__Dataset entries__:
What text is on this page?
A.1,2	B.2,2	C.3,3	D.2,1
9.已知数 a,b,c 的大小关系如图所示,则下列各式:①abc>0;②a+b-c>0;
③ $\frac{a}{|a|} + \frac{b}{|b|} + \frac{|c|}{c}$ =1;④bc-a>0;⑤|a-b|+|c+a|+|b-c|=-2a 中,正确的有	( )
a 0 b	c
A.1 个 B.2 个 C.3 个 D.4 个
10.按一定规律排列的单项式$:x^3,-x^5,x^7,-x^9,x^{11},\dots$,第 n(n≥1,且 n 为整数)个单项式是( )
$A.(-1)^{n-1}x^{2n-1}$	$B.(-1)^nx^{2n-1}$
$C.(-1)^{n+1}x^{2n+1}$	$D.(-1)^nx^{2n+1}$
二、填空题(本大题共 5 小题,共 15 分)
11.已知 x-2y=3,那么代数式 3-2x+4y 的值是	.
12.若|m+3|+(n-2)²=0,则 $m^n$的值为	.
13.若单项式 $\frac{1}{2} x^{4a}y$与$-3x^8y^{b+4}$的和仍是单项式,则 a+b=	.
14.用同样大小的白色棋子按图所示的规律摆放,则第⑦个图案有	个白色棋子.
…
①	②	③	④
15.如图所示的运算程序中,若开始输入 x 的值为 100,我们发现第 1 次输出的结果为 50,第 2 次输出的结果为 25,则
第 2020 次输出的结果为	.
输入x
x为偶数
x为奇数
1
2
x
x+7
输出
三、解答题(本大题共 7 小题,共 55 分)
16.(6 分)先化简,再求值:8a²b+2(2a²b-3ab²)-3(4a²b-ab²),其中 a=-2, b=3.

__To be done__:
Copy out each line above, character for character.

__Result for this exercise__:
What text is on this page?
A.1,2	B.2,2	C.3,3	D.2,1
9.已知数 a,b,c 的大小关系如图所示,则下列各式:①abc>0;②a+b-c>0;
③ $\frac{a}{|a|} + \frac{b}{|b|} + \frac{|c|}{c}$ =1;④bc-a>0;⑤|a-b|+|c+a|+|b-c|=-2a 中,正确的有	( )
a 0 b	c
A.1 个 B.2 个 C.3 个 D.4 个
10.按一定规律排列的单项式$:x^3,-x^5,x^7,-x^9,x^{11},\dots$,第 n(n≥1,且 n 为整数)个单项式是( )
$A.(-1)^{n-1}x^{2n-1}$	$B.(-1)^nx^{2n-1}$
$C.(-1)^{n+1}x^{2n+1}$	$D.(-1)^nx^{2n+1}$
二、填空题(本大题共 5 小题,共 15 分)
11.已知 x-2y=3,那么代数式 3-2x+4y 的值是	.
12.若|m+3|+(n-2)²=0,则 $m^n$的值为	.
13.若单项式 $\frac{1}{2} x^{4a}y$与$-3x^8y^{b+4}$的和仍是单项式,则 a+b=	.
14.用同样大小的白色棋子按图所示的规律摆放,则第⑦个图案有	个白色棋子.
…
①	②	③	④
15.如图所示的运算程序中,若开始输入 x 的值为 100,我们发现第 1 次输出的结果为 50,第 2 次输出的结果为 25,则
第 2020 次输出的结果为	.
输入x
x为偶数
x为奇数
1
2
x
x+7
输出
三、解答题(本大题共 7 小题,共 55 分)
16.(6 分)先化简,再求值:8a²b+2(2a²b-3ab²)-3(4a²b-ab²),其中 a=-2, b=3.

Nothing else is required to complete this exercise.